## start Input rows
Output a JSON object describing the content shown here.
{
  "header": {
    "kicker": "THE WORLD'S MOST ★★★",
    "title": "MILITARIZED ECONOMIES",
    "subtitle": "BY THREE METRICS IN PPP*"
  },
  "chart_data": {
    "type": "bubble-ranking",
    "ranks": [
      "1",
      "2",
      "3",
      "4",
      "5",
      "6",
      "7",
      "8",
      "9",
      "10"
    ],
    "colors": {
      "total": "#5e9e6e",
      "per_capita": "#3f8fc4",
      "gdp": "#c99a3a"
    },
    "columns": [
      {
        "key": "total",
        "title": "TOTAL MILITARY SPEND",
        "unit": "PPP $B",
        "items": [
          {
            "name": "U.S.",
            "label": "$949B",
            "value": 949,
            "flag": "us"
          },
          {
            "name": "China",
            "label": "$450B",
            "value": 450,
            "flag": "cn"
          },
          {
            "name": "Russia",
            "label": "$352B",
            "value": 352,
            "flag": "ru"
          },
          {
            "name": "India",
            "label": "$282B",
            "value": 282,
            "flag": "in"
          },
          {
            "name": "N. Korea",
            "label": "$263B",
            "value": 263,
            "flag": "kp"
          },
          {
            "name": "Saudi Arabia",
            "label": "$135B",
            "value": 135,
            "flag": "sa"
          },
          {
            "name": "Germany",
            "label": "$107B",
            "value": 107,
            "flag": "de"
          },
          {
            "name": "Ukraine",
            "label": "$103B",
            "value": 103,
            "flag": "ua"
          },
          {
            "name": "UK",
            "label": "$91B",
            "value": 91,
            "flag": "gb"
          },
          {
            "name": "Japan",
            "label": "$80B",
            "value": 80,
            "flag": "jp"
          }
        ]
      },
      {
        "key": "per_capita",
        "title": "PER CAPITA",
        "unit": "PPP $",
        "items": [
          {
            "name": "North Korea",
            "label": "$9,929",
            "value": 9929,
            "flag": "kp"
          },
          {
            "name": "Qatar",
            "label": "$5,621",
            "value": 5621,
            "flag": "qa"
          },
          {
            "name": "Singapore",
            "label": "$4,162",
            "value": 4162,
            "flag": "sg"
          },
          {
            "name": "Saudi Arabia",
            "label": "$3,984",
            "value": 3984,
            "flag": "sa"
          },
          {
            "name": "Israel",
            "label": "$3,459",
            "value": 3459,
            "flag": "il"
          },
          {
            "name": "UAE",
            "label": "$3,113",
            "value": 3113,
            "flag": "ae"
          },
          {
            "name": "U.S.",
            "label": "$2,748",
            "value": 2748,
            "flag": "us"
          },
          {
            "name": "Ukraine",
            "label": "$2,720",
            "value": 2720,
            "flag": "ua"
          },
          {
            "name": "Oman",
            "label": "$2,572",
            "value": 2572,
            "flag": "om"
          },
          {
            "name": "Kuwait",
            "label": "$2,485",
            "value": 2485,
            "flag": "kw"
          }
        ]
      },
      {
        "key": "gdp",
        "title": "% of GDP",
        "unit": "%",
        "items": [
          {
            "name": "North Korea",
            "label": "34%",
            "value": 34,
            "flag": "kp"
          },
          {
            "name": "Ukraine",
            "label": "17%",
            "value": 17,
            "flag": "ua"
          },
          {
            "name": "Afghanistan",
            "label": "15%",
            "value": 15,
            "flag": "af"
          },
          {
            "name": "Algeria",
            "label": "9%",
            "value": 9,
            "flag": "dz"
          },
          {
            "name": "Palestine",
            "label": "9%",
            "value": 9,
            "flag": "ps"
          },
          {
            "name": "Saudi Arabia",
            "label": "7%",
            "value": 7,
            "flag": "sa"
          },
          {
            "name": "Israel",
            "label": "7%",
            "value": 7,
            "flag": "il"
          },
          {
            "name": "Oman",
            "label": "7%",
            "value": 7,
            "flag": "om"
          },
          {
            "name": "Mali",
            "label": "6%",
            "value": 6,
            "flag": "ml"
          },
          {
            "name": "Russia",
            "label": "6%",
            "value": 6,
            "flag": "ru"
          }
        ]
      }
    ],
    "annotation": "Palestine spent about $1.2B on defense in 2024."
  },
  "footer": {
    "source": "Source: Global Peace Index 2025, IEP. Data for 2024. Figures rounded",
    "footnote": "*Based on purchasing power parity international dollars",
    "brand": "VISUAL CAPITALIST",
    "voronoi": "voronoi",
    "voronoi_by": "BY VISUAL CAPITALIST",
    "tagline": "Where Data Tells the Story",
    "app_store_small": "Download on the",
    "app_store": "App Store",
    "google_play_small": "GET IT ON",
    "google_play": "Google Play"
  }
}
## end Input rows
• _Instructions for the task_
Locate each line containing the string "VISUAL" and show it.

• _Solved problem_
    "brand": "VISUAL CAPITALIST",
    "voronoi_by": "BY VISUAL CAPITALIST",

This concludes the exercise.